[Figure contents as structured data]
•••

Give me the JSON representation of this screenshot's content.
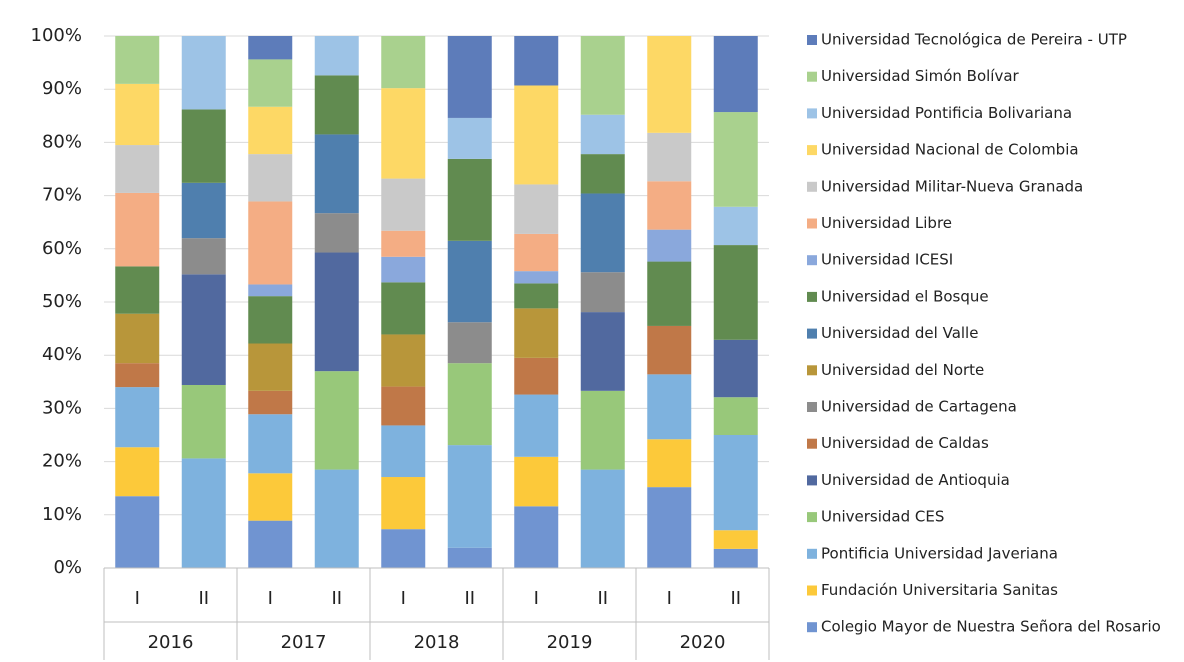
{
  "chart_data": {
    "type": "stacked-bar-100",
    "categories": [
      "I",
      "II",
      "I",
      "II",
      "I",
      "II",
      "I",
      "II",
      "I",
      "II"
    ],
    "groups": [
      "2016",
      "2017",
      "2018",
      "2019",
      "2020"
    ],
    "ylim": [
      0,
      100
    ],
    "yticks": [
      {
        "value": 0,
        "label": "0%"
      },
      {
        "value": 10,
        "label": "10%"
      },
      {
        "value": 20,
        "label": "20%"
      },
      {
        "value": 30,
        "label": "30%"
      },
      {
        "value": 40,
        "label": "40%"
      },
      {
        "value": 50,
        "label": "50%"
      },
      {
        "value": 60,
        "label": "60%"
      },
      {
        "value": 70,
        "label": "70%"
      },
      {
        "value": 80,
        "label": "80%"
      },
      {
        "value": 90,
        "label": "90%"
      },
      {
        "value": 100,
        "label": "100%"
      }
    ],
    "grid": true,
    "legend": "right",
    "series": [
      {
        "name": "Colegio Mayor de Nuestra Señora del Rosario",
        "color": "#7094d1",
        "values": [
          13.5,
          0,
          8.9,
          0,
          7.3,
          3.8,
          11.6,
          0,
          15.2,
          3.6
        ]
      },
      {
        "name": "Fundación Universitaria Sanitas",
        "color": "#fcc93a",
        "values": [
          9.2,
          0,
          8.9,
          0,
          9.8,
          0,
          9.3,
          0,
          9,
          3.5
        ]
      },
      {
        "name": "Pontificia Universidad Javeriana",
        "color": "#7eb2de",
        "values": [
          11.3,
          20.6,
          11.1,
          18.5,
          9.7,
          19.3,
          11.7,
          18.5,
          12.2,
          17.9
        ]
      },
      {
        "name": "Universidad CES",
        "color": "#98c87a",
        "values": [
          0,
          13.8,
          0,
          18.5,
          0,
          15.4,
          0,
          14.8,
          0,
          7.1
        ]
      },
      {
        "name": "Universidad de Antioquia",
        "color": "#51699f",
        "values": [
          0,
          20.8,
          0,
          22.3,
          0,
          0,
          0,
          14.8,
          0,
          10.8
        ]
      },
      {
        "name": "Universidad de Caldas",
        "color": "#c07848",
        "values": [
          4.5,
          0,
          4.4,
          0,
          7.3,
          0,
          6.9,
          0,
          9.1,
          0
        ]
      },
      {
        "name": "Universidad de Cartagena",
        "color": "#8c8c8c",
        "values": [
          0,
          6.8,
          0,
          7.4,
          0,
          7.7,
          0,
          7.5,
          0,
          0
        ]
      },
      {
        "name": "Universidad del Norte",
        "color": "#b8963a",
        "values": [
          9.3,
          0,
          8.9,
          0,
          9.8,
          0,
          9.3,
          0,
          0,
          0
        ]
      },
      {
        "name": "Universidad del Valle",
        "color": "#4f7fae",
        "values": [
          0,
          10.4,
          0,
          14.8,
          0,
          15.3,
          0,
          14.8,
          0,
          0
        ]
      },
      {
        "name": "Universidad el Bosque",
        "color": "#618b50",
        "values": [
          8.9,
          13.8,
          8.9,
          11.1,
          9.8,
          15.4,
          4.7,
          7.4,
          12.1,
          17.8
        ]
      },
      {
        "name": "Universidad ICESI",
        "color": "#8aa8dc",
        "values": [
          0,
          0,
          2.2,
          0,
          4.8,
          0,
          2.3,
          0,
          6,
          0
        ]
      },
      {
        "name": "Universidad Libre",
        "color": "#f4ad84",
        "values": [
          13.8,
          0,
          15.6,
          0,
          4.9,
          0,
          7,
          0,
          9.1,
          0
        ]
      },
      {
        "name": "Universidad Militar-Nueva Granada",
        "color": "#c9c9c9",
        "values": [
          9,
          0,
          8.9,
          0,
          9.8,
          0,
          9.3,
          0,
          9.1,
          0
        ]
      },
      {
        "name": "Universidad Nacional de Colombia",
        "color": "#fdd865",
        "values": [
          11.5,
          0,
          8.9,
          0,
          17,
          0,
          18.6,
          0,
          18.2,
          0
        ]
      },
      {
        "name": "Universidad Pontificia Bolivariana",
        "color": "#9dc3e6",
        "values": [
          0,
          13.8,
          0,
          7.4,
          0,
          7.7,
          0,
          7.4,
          0,
          7.2
        ]
      },
      {
        "name": "Universidad Simón Bolívar",
        "color": "#a9d18e",
        "values": [
          9,
          0,
          8.9,
          0,
          9.8,
          0,
          0,
          14.8,
          0,
          17.8
        ]
      },
      {
        "name": "Universidad Tecnológica de Pereira - UTP",
        "color": "#5d7cba",
        "values": [
          0,
          0,
          4.4,
          0,
          0,
          15.4,
          9.3,
          0,
          0,
          14.3
        ]
      }
    ]
  }
}
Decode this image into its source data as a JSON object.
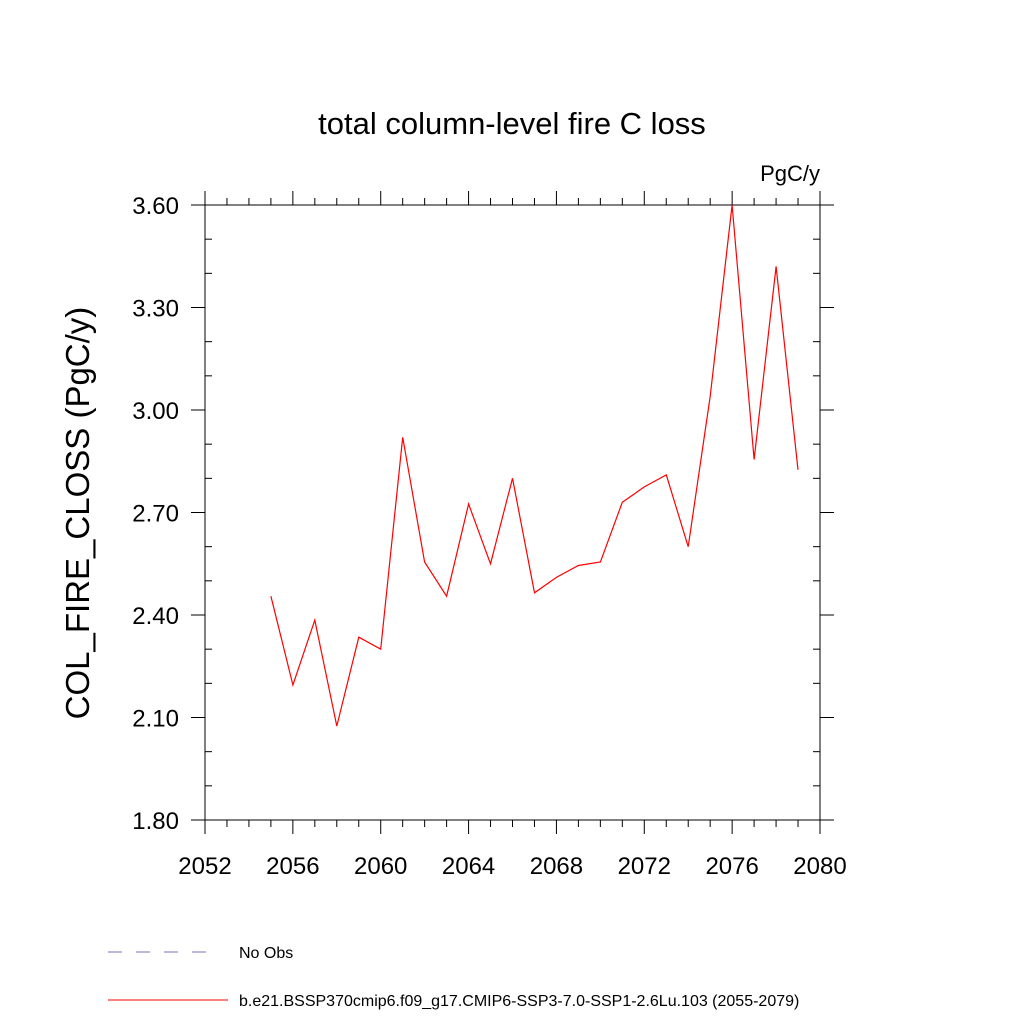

•••

Transcribe the records above verbatim. Do not carry over any picture.

Give me the JSON representation of this screenshot's content.
{
  "chart_data": {
    "type": "stacked-bar-100",
    "categories": [
      "I",
      "II",
      "I",
      "II",
      "I",
      "II",
      "I",
      "II",
      "I",
      "II"
    ],
    "groups": [
      "2016",
      "2017",
      "2018",
      "2019",
      "2020"
    ],
    "ylim": [
      0,
      100
    ],
    "yticks": [
      {
        "value": 0,
        "label": "0%"
      },
      {
        "value": 10,
        "label": "10%"
      },
      {
        "value": 20,
        "label": "20%"
      },
      {
        "value": 30,
        "label": "30%"
      },
      {
        "value": 40,
        "label": "40%"
      },
      {
        "value": 50,
        "label": "50%"
      },
      {
        "value": 60,
        "label": "60%"
      },
      {
        "value": 70,
        "label": "70%"
      },
      {
        "value": 80,
        "label": "80%"
      },
      {
        "value": 90,
        "label": "90%"
      },
      {
        "value": 100,
        "label": "100%"
      }
    ],
    "grid": true,
    "legend": "right",
    "series": [
      {
        "name": "Colegio Mayor de Nuestra Señora del Rosario",
        "color": "#7094d1",
        "values": [
          13.5,
          0,
          8.9,
          0,
          7.3,
          3.8,
          11.6,
          0,
          15.2,
          3.6
        ]
      },
      {
        "name": "Fundación Universitaria Sanitas",
        "color": "#fcc93a",
        "values": [
          9.2,
          0,
          8.9,
          0,
          9.8,
          0,
          9.3,
          0,
          9,
          3.5
        ]
      },
      {
        "name": "Pontificia Universidad Javeriana",
        "color": "#7eb2de",
        "values": [
          11.3,
          20.6,
          11.1,
          18.5,
          9.7,
          19.3,
          11.7,
          18.5,
          12.2,
          17.9
        ]
      },
      {
        "name": "Universidad CES",
        "color": "#98c87a",
        "values": [
          0,
          13.8,
          0,
          18.5,
          0,
          15.4,
          0,
          14.8,
          0,
          7.1
        ]
      },
      {
        "name": "Universidad de Antioquia",
        "color": "#51699f",
        "values": [
          0,
          20.8,
          0,
          22.3,
          0,
          0,
          0,
          14.8,
          0,
          10.8
        ]
      },
      {
        "name": "Universidad de Caldas",
        "color": "#c07848",
        "values": [
          4.5,
          0,
          4.4,
          0,
          7.3,
          0,
          6.9,
          0,
          9.1,
          0
        ]
      },
      {
        "name": "Universidad de Cartagena",
        "color": "#8c8c8c",
        "values": [
          0,
          6.8,
          0,
          7.4,
          0,
          7.7,
          0,
          7.5,
          0,
          0
        ]
      },
      {
        "name": "Universidad del Norte",
        "color": "#b8963a",
        "values": [
          9.3,
          0,
          8.9,
          0,
          9.8,
          0,
          9.3,
          0,
          0,
          0
        ]
      },
      {
        "name": "Universidad del Valle",
        "color": "#4f7fae",
        "values": [
          0,
          10.4,
          0,
          14.8,
          0,
          15.3,
          0,
          14.8,
          0,
          0
        ]
      },
      {
        "name": "Universidad el Bosque",
        "color": "#618b50",
        "values": [
          8.9,
          13.8,
          8.9,
          11.1,
          9.8,
          15.4,
          4.7,
          7.4,
          12.1,
          17.8
        ]
      },
      {
        "name": "Universidad ICESI",
        "color": "#8aa8dc",
        "values": [
          0,
          0,
          2.2,
          0,
          4.8,
          0,
          2.3,
          0,
          6,
          0
        ]
      },
      {
        "name": "Universidad Libre",
        "color": "#f4ad84",
        "values": [
          13.8,
          0,
          15.6,
          0,
          4.9,
          0,
          7,
          0,
          9.1,
          0
        ]
      },
      {
        "name": "Universidad Militar-Nueva Granada",
        "color": "#c9c9c9",
        "values": [
          9,
          0,
          8.9,
          0,
          9.8,
          0,
          9.3,
          0,
          9.1,
          0
        ]
      },
      {
        "name": "Universidad Nacional de Colombia",
        "color": "#fdd865",
        "values": [
          11.5,
          0,
          8.9,
          0,
          17,
          0,
          18.6,
          0,
          18.2,
          0
        ]
      },
      {
        "name": "Universidad Pontificia Bolivariana",
        "color": "#9dc3e6",
        "values": [
          0,
          13.8,
          0,
          7.4,
          0,
          7.7,
          0,
          7.4,
          0,
          7.2
        ]
      },
      {
        "name": "Universidad Simón Bolívar",
        "color": "#a9d18e",
        "values": [
          9,
          0,
          8.9,
          0,
          9.8,
          0,
          0,
          14.8,
          0,
          17.8
        ]
      },
      {
        "name": "Universidad Tecnológica de Pereira - UTP",
        "color": "#5d7cba",
        "values": [
          0,
          0,
          4.4,
          0,
          0,
          15.4,
          9.3,
          0,
          0,
          14.3
        ]
      }
    ]
  }
}
Decode this image into its source data as a JSON object.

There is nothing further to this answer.